WORK TO BE COMPLETED: Reproduce the records below in their entirety, character for character.

Entries taken from a collection:
┏━━

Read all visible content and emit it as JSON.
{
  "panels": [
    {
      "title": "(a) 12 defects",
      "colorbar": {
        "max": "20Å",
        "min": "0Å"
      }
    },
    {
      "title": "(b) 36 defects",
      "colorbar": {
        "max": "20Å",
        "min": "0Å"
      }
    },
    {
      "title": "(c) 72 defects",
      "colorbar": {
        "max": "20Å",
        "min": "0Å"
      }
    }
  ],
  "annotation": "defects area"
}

┗━━

OUTPUT OF THE EXERCISE:
Read all visible content and emit it as JSON.
{
  "panels": [
    {
      "title": "(a) 12 defects",
      "colorbar": {
        "max": "20Å",
        "min": "0Å"
      }
    },
    {
      "title": "(b) 36 defects",
      "colorbar": {
        "max": "20Å",
        "min": "0Å"
      }
    },
    {
      "title": "(c) 72 defects",
      "colorbar": {
        "max": "20Å",
        "min": "0Å"
      }
    }
  ],
  "annotation": "defects area"
}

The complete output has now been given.